■ Text segment
--- START ---

I am way speechless right now. You are kinda amazing.

FENICLE said...

Holy Cow! Geez!

The Amazon Salon uh? I think you could have hit the big time!

LeRoy Dissing said...

Very witty and a great read. BTW: I didn't see a moustache!

EE said...

WOW!!!!!!!!!!!!!!!!!!!!!!

NotSoSage said...

Oh, thank goodness. Memes are the perfect cure for writer's block. I'll get right on it (okay, well, within the next few days).

And I totally don't get the last one either, but then I might be a wee bit drunk.

Lisa said...

Holy Cow woman. You've got lots of energy to do all of those memes at the same time.

I am impressed that you look so pretty without makeup. You've got beautiful skin, lucky girl!

creative-type dad said...

I've always found "Panties" to be very funny since the age of 4.

As of recent I've found "Hasselhoff" to be funny too. But not as funny as "panties"

carrie said...

Perfect, perfect weekend fun!

And I must say, if I looked half as good as you do sans make up, I'd plaster my face all over the internet. Good lord!

Carrie

Jean-Luc Picard said...

Wow! What a lot to savour!

I have a Technorati train running as well.

I have added you on my Faves.

http://technorati.com/faves/wibblywebb?add=http://jlpicard.blogspot.com

Twisted Cinderella said...

Wow that is a LOT of Memes!

Rock the Cradle said...

you. are. insane.

In the best way possible, of course...

Cherann said...

That really is the mother of all Memes. Good think you didn't hold it all in for much longer. There might have been a meme explosion! ;-)

I'll post my 5 blogs tomorrow.

Aliki2006 said...

Wow. I think I might have to read this all over a few times or print it out and press the paper to my forehead...

I am so impressed. And confused. And impressed again...!

Fairly Odd Mother said...

OMG, I'm tired for you. Thank you for not tagging me for anything.

mel said...

Holy Crap, that was a lot of memes! Um, thanks for the tag...I think. :) And I have favorite you in technorati...Ho. Wow, I struggled to type that. I am a dork.

Haley-O said...

WOW! That's QUITE the meme post! LOVED it! Totally got to know you. :) And, you look FAB without makeup -- totally gorgeous. :)

aimee / greeblemonkey said...

Hey, thanks for the love.

--- END ---

■ Work order 1
Return the passage of the comment thread from "carrie said..." up to and including "lot to savour!".
■ Work order 2
Which commenters in the comment thread open their comment with the word "Wow" in any capitalization?
■ Work order 3
Continue the comment thread on the meme post from the point where it stops.
These entries come from a separate source and are unrelated to the comment thread.

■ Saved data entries
--- START ---

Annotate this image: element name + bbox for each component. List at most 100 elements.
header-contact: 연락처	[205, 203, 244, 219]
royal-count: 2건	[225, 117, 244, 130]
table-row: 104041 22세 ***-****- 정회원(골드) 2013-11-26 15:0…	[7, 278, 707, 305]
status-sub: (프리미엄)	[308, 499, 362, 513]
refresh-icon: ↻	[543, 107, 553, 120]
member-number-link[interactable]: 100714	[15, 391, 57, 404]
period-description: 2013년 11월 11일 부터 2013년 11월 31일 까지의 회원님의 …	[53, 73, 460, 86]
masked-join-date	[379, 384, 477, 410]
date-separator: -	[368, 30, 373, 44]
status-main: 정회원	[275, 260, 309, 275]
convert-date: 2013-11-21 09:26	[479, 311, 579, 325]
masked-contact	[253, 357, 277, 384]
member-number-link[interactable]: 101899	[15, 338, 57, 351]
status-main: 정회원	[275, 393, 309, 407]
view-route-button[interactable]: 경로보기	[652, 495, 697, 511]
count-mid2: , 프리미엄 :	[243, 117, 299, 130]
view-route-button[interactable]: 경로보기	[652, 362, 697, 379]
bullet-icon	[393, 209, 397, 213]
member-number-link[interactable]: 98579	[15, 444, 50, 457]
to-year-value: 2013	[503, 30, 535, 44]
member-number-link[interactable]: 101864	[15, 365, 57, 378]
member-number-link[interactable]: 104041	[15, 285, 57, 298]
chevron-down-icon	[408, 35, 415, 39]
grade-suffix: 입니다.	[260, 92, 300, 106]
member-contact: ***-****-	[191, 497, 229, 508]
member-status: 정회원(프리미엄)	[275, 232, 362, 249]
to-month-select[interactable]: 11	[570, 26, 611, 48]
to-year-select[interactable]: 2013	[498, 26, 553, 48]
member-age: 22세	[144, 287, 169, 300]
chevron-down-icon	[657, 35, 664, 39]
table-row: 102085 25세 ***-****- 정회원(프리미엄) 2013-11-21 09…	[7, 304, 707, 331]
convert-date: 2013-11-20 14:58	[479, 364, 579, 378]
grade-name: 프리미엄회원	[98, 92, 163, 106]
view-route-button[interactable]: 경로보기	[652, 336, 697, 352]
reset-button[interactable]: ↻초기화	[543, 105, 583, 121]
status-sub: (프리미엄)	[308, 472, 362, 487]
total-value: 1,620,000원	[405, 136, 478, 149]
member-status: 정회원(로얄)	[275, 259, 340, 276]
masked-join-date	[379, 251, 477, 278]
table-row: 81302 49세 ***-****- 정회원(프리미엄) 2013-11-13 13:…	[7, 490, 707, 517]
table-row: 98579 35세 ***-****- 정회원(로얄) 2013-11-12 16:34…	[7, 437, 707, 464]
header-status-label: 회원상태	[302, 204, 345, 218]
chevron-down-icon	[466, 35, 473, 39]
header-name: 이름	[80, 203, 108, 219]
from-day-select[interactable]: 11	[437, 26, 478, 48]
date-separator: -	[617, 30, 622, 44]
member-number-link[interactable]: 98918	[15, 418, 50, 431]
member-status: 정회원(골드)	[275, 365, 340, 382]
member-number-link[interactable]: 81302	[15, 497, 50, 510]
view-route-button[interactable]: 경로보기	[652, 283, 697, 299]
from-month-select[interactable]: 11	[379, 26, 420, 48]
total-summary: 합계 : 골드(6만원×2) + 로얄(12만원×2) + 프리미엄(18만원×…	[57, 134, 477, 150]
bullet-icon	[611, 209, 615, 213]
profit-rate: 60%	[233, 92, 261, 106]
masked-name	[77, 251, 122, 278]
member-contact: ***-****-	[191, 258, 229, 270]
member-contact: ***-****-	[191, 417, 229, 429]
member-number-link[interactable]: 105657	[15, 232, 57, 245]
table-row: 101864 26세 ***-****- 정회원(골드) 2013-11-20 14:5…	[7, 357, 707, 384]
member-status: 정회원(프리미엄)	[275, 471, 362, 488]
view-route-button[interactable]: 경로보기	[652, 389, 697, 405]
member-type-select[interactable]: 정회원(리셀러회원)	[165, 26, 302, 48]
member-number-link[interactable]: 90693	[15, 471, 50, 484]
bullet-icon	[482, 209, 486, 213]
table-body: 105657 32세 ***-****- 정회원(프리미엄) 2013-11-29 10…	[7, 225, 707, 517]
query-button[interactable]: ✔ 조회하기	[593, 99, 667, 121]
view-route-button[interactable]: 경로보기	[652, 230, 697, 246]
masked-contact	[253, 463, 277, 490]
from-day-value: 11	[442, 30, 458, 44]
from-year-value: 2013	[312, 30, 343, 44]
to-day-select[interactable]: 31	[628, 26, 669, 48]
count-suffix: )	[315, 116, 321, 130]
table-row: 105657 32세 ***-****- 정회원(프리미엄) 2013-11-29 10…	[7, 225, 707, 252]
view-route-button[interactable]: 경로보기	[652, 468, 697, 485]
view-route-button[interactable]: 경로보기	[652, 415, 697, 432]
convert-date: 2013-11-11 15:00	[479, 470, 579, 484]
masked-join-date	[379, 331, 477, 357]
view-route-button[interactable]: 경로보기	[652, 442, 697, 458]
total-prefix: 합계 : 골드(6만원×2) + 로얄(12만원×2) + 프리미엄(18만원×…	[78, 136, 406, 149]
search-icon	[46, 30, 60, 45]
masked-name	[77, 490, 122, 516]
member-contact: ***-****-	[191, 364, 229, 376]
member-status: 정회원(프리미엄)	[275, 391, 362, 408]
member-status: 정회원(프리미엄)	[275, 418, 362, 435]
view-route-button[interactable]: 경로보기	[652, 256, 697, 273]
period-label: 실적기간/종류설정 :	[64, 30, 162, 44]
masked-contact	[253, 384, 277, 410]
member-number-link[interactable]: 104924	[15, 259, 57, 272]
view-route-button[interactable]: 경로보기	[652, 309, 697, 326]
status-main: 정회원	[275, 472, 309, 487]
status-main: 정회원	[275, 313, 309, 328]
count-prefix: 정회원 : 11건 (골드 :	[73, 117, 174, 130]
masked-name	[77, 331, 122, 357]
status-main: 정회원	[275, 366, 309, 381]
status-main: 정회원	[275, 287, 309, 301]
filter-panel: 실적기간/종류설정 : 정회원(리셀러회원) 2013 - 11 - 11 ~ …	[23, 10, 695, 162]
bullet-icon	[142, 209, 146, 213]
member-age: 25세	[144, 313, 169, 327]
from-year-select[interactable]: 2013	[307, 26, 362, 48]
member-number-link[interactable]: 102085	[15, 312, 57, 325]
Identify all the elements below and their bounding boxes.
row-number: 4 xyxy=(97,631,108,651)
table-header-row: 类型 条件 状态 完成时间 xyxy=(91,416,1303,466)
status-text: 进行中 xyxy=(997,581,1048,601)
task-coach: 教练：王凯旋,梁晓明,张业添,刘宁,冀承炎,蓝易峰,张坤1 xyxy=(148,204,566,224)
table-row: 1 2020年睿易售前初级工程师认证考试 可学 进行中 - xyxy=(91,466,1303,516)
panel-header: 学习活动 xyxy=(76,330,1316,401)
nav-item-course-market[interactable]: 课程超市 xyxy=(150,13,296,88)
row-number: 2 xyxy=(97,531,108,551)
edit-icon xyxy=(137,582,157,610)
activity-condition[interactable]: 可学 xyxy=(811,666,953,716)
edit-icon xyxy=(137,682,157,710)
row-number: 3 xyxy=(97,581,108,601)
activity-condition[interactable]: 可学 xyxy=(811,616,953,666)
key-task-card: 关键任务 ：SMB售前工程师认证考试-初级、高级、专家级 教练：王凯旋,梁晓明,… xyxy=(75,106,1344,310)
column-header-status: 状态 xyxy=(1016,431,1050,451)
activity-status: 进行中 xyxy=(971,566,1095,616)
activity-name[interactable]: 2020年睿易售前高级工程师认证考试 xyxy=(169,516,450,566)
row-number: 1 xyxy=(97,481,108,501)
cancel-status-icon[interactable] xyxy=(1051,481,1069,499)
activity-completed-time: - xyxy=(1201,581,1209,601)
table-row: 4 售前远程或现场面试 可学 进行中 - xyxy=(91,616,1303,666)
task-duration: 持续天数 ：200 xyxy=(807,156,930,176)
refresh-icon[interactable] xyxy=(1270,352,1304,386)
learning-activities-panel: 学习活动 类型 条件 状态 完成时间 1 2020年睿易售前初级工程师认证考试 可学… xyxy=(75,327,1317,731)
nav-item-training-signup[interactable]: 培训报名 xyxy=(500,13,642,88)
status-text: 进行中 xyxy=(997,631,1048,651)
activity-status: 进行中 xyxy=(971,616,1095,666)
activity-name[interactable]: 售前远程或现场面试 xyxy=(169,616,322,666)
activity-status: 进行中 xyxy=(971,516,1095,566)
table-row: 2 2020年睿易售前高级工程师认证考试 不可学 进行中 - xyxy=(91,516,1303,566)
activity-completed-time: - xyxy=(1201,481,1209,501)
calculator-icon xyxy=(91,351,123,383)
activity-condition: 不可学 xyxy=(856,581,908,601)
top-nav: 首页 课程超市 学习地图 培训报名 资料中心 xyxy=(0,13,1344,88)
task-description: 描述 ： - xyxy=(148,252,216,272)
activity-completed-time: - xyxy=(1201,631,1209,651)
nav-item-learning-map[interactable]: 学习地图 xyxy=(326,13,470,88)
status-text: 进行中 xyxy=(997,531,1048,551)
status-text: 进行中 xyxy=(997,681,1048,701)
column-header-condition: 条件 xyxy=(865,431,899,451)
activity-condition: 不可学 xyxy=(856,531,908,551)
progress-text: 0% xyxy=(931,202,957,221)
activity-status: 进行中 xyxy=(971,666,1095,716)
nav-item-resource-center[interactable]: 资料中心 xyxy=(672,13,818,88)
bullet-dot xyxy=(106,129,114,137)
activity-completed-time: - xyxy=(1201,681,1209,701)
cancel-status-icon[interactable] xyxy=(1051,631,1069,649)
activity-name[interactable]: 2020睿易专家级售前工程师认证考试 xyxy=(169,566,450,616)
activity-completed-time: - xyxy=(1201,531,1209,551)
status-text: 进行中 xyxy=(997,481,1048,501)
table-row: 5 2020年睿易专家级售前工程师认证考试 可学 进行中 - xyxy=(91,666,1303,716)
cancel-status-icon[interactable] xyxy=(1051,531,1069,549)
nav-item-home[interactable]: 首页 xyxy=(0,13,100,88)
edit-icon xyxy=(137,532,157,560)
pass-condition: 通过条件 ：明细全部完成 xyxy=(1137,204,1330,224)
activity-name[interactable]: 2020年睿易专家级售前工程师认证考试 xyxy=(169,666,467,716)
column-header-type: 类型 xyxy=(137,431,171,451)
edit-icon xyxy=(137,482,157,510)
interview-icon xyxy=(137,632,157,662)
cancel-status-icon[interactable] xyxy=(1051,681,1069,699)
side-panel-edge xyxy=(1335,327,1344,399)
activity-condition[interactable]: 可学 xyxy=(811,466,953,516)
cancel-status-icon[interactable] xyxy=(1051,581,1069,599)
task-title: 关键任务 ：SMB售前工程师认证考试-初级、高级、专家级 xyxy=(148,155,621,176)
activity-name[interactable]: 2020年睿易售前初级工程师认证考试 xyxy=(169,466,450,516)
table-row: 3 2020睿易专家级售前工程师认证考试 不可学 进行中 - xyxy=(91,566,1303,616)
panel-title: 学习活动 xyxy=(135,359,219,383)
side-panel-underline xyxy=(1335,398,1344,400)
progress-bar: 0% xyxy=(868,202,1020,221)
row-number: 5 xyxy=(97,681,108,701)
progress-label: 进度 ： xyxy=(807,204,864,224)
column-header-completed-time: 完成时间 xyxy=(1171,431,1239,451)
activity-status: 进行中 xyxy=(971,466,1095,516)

--- END ---

■ Answer 1
carrie said...

Perfect, perfect weekend fun!

And I must say, if I looked half as good as you do sans make up, I'd plaster my face all over the internet. Good lord!

Carrie

Jean-Luc Picard said...

Wow! What a lot to savour!

■ Answer 2
EE, Jean-Luc Picard, Twisted Cinderella, Aliki2006, Haley-O

■ Answer 3
And even though I read most of these people anyway - I am bookmarking this post for future exploration.

PunditMom said...

TOO. MANY. MEMES!

HEAD. EXPLODING. NOW! ;)

Jenny said...

That was awesome.

So awesome in fact that I've added you as a technorati favorite, whatever that means. And you're my first so be gentle. Or we need to come up with a safe word.

Momish said...

Dear Lord, I am still laughing over here. I feel like I just got off a roller coaster. What a ride!

I tip my hat to you for getting all that out in one setting. I have no more comments in me. Totally spent, I tell ya.

Lotta said...

First I was relieved that you didn't tag me for the no-makeup meme. Then I was like "What!? I'm not your fav-o-rite list biotch! But then I forgave you and hit the Technorati button.

Chaos Control said...

Oh, now I feel stupid. Really stupid. I have no effing idea what you're talking about in that last meme of yours.

Kyla said...

Wow. You are the Nominatrix and the Memenator.

Sean Dinner said...

Thanks for the name change...I think.. lol. Fun stuff :D

lildb said...

a) Bossy is le hot.

b) so are you.

Hannes Johnson said...

hehe, that was hilarious...
"I'M IN UR ALY FAVIN UR BLOGZ!"

Hannes Yohannes JoJohnson - brilliant! :)
Although not truly original since I get "yo, Hannes!" sometimes ;)

I just added you to Technorati - an instant fav :)
If you haven't already, please click here to add me to Technorati - or a kitten will die, remember ;)
[ok, enough with the smileys already...]

The Expatriate Chef said...

I'm game for the fave item, you are now on my Technorati list.

Here is my link:

Fave the Kitchen

Many thanks.

Mimi said...

Sweet baby jesus that's a lot of memes. Five for feminism? I can do it! You're on!

Woo!

Gunfighter said...

Scheissen

gingajoy said...

holy fucking shit, my eyes ARE bleeding. Especially after that last one--Uh, I don't gettit....

(but thanks for faving me!)

sarcasticmom said...

Well DAYAM. As I scrolled, I was expecting to see you in your underwear at some point.

You mean no one tagged you for the "Show Yo Draws!" meme? Wait, let me sign you up for that one....

You know I'm totally going to try to tackle that last bitch of a meme, right? Heh.